[Records from a data source]
- - - - -

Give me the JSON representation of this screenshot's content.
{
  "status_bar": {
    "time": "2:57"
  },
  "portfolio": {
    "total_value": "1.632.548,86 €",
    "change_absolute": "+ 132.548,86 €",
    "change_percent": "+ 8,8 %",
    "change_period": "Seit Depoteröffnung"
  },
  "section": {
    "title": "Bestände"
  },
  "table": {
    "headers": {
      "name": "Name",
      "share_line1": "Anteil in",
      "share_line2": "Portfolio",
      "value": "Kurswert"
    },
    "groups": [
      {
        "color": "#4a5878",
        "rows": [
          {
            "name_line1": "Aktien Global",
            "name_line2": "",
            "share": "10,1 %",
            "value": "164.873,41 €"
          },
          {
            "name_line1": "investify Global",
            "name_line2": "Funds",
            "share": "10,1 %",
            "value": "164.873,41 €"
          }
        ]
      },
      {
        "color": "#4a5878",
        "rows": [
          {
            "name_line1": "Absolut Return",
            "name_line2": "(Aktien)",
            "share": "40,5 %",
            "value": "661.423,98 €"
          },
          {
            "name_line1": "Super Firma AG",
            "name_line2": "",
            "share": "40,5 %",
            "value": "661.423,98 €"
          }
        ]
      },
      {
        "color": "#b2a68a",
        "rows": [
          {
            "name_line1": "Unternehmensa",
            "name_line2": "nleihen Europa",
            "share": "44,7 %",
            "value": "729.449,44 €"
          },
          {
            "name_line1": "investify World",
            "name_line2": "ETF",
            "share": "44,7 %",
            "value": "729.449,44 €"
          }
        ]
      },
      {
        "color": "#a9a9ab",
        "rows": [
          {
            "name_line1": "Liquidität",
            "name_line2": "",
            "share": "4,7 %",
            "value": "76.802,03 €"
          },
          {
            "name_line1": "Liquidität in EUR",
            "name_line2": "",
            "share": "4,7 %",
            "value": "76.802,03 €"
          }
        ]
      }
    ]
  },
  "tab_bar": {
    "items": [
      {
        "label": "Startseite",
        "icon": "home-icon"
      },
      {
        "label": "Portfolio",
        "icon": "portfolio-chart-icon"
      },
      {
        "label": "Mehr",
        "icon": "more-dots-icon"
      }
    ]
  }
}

- - - - -

__What this task involves__. Repeat the material from above exactly, word for word.

__Solved problem__.
Give me the JSON representation of this screenshot's content.
{
  "status_bar": {
    "time": "2:57"
  },
  "portfolio": {
    "total_value": "1.632.548,86 €",
    "change_absolute": "+ 132.548,86 €",
    "change_percent": "+ 8,8 %",
    "change_period": "Seit Depoteröffnung"
  },
  "section": {
    "title": "Bestände"
  },
  "table": {
    "headers": {
      "name": "Name",
      "share_line1": "Anteil in",
      "share_line2": "Portfolio",
      "value": "Kurswert"
    },
    "groups": [
      {
        "color": "#4a5878",
        "rows": [
          {
            "name_line1": "Aktien Global",
            "name_line2": "",
            "share": "10,1 %",
            "value": "164.873,41 €"
          },
          {
            "name_line1": "investify Global",
            "name_line2": "Funds",
            "share": "10,1 %",
            "value": "164.873,41 €"
          }
        ]
      },
      {
        "color": "#4a5878",
        "rows": [
          {
            "name_line1": "Absolut Return",
            "name_line2": "(Aktien)",
            "share": "40,5 %",
            "value": "661.423,98 €"
          },
          {
            "name_line1": "Super Firma AG",
            "name_line2": "",
            "share": "40,5 %",
            "value": "661.423,98 €"
          }
        ]
      },
      {
        "color": "#b2a68a",
        "rows": [
          {
            "name_line1": "Unternehmensa",
            "name_line2": "nleihen Europa",
            "share": "44,7 %",
            "value": "729.449,44 €"
          },
          {
            "name_line1": "investify World",
            "name_line2": "ETF",
            "share": "44,7 %",
            "value": "729.449,44 €"
          }
        ]
      },
      {
        "color": "#a9a9ab",
        "rows": [
          {
            "name_line1": "Liquidität",
            "name_line2": "",
            "share": "4,7 %",
            "value": "76.802,03 €"
          },
          {
            "name_line1": "Liquidität in EUR",
            "name_line2": "",
            "share": "4,7 %",
            "value": "76.802,03 €"
          }
        ]
      }
    ]
  },
  "tab_bar": {
    "items": [
      {
        "label": "Startseite",
        "icon": "home-icon"
      },
      {
        "label": "Portfolio",
        "icon": "portfolio-chart-icon"
      },
      {
        "label": "Mehr",
        "icon": "more-dots-icon"
      }
    ]
  }
}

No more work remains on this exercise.